» Given problem
Show every line below where "this" can be found.

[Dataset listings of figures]
○ ○ ○ ○ ○

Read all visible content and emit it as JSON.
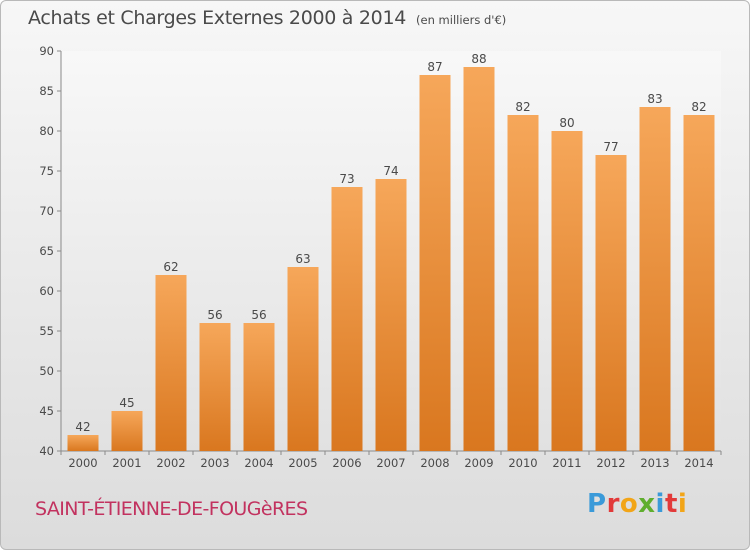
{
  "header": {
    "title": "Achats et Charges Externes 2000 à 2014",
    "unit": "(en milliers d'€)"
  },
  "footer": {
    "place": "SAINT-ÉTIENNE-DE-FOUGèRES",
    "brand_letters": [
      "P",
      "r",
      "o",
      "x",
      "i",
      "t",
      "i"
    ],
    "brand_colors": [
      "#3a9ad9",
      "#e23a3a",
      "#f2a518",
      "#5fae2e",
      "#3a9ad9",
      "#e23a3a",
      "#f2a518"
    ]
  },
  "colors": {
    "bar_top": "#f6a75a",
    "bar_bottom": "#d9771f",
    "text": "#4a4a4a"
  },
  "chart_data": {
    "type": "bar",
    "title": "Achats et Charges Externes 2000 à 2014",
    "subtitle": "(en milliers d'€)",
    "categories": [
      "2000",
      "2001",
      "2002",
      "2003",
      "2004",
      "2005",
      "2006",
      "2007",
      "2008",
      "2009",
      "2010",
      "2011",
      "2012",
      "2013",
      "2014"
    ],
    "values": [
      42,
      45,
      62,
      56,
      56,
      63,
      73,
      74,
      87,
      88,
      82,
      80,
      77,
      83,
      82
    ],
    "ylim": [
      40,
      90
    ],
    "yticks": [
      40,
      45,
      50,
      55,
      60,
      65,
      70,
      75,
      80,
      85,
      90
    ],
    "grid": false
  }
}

○ ○ ○ ○ ○

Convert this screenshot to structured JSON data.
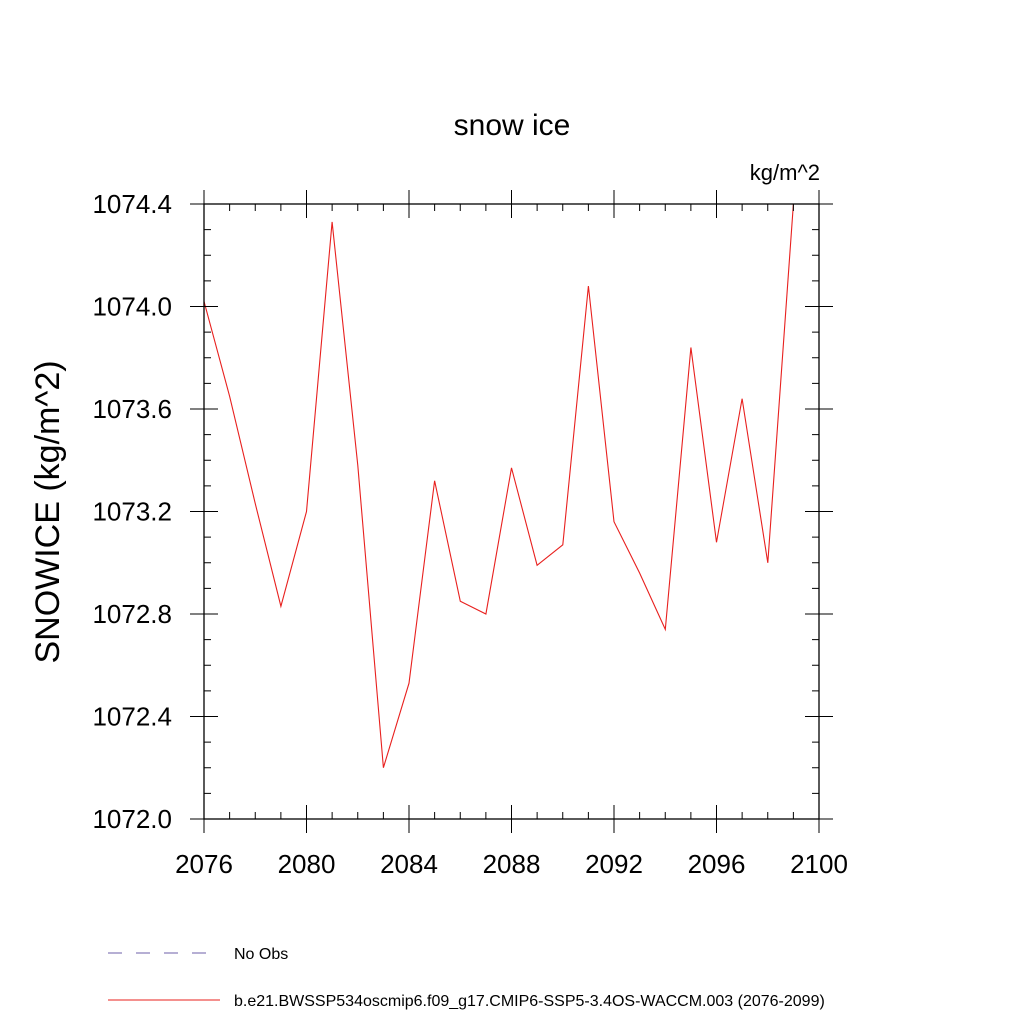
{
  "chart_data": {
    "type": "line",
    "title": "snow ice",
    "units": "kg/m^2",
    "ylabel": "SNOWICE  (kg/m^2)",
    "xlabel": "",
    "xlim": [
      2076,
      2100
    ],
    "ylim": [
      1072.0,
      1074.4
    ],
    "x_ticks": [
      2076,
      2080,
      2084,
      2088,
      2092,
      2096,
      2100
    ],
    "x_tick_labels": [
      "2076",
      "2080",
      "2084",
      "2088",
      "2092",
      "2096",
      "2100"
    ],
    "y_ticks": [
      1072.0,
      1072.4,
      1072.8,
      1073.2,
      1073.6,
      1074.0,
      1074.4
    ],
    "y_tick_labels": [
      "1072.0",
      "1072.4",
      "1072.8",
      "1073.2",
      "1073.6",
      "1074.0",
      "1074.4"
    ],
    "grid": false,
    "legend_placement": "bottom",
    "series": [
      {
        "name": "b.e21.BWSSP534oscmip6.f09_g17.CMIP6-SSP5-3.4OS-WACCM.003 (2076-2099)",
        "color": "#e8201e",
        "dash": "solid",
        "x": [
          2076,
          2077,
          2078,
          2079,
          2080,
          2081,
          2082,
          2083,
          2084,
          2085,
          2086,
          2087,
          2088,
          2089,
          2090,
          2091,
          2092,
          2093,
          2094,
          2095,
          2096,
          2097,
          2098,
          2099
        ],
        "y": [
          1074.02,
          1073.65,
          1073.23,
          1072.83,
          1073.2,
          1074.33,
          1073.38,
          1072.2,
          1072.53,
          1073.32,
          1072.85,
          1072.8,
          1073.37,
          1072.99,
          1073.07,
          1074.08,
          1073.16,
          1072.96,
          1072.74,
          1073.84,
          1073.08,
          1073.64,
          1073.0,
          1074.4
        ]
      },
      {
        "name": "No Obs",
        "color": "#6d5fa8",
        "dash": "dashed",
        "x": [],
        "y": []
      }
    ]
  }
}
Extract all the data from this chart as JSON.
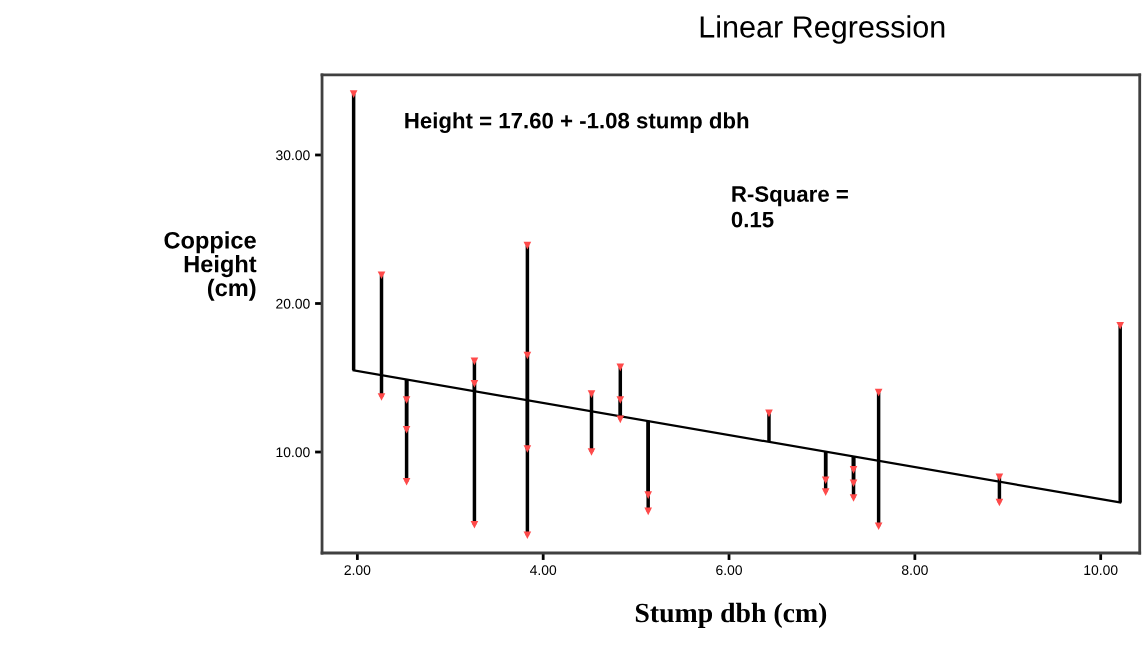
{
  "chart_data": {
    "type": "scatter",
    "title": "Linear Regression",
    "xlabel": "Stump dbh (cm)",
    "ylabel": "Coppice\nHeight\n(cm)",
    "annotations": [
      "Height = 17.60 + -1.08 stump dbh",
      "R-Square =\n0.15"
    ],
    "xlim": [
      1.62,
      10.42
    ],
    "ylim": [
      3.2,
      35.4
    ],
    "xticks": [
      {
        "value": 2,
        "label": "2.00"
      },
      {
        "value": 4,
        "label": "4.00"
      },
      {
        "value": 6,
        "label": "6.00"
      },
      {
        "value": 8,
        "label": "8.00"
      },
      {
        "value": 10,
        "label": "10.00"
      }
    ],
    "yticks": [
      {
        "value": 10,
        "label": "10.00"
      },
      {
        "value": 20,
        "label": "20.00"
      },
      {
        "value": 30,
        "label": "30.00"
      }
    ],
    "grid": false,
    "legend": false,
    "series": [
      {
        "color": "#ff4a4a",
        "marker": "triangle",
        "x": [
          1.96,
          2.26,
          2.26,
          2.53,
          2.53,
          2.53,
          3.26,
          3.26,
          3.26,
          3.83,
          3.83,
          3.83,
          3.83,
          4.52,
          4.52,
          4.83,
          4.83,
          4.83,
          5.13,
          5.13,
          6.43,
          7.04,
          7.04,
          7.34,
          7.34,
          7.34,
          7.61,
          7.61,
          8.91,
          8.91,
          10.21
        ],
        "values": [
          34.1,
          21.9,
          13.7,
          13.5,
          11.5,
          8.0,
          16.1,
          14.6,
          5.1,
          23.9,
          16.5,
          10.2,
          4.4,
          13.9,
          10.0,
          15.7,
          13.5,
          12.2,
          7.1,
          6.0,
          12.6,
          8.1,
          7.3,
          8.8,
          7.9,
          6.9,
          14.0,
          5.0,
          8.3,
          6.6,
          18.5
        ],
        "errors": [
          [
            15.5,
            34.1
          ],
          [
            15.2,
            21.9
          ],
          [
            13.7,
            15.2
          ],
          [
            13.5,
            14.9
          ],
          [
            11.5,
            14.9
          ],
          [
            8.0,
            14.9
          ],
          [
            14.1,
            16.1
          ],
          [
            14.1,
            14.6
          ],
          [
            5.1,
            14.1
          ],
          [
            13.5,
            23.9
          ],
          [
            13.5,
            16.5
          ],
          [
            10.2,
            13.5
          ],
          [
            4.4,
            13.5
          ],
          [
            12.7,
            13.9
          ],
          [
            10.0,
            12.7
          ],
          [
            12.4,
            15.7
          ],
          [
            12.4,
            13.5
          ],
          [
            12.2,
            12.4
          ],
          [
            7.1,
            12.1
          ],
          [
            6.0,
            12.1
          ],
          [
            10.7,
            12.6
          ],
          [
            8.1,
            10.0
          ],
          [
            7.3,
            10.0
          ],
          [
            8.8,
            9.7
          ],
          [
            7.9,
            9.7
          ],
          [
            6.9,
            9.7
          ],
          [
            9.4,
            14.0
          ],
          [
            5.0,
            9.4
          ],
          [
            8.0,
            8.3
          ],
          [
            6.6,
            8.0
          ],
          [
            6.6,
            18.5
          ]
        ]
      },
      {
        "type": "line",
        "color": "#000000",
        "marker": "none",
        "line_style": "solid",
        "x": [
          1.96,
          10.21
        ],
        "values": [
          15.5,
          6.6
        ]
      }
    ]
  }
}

○ ○ ○ ○ ○

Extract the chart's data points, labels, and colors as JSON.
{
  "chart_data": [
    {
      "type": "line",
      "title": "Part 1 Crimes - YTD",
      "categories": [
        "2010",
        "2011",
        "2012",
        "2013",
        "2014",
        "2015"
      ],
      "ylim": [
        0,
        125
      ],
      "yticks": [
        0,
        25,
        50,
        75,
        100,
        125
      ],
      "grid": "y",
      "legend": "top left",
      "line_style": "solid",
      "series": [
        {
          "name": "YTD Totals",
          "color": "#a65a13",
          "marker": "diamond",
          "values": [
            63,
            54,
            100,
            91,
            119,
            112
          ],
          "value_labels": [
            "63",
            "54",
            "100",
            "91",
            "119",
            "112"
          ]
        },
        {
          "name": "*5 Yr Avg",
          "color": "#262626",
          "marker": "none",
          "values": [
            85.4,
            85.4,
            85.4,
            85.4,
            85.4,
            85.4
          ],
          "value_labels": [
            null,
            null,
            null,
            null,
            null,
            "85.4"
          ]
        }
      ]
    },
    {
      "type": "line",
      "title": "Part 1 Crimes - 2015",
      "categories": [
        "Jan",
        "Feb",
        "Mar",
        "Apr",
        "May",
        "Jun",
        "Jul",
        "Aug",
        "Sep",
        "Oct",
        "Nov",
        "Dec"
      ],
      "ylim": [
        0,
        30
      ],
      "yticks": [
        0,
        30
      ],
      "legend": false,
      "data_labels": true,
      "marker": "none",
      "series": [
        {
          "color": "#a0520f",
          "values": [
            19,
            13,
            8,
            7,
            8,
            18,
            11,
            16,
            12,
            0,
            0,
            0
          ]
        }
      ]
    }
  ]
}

○ ○ ○ ○ ○

» Task answer
Convert this screenshot to structured JSON data.
Extract all the data from this chart as JSON.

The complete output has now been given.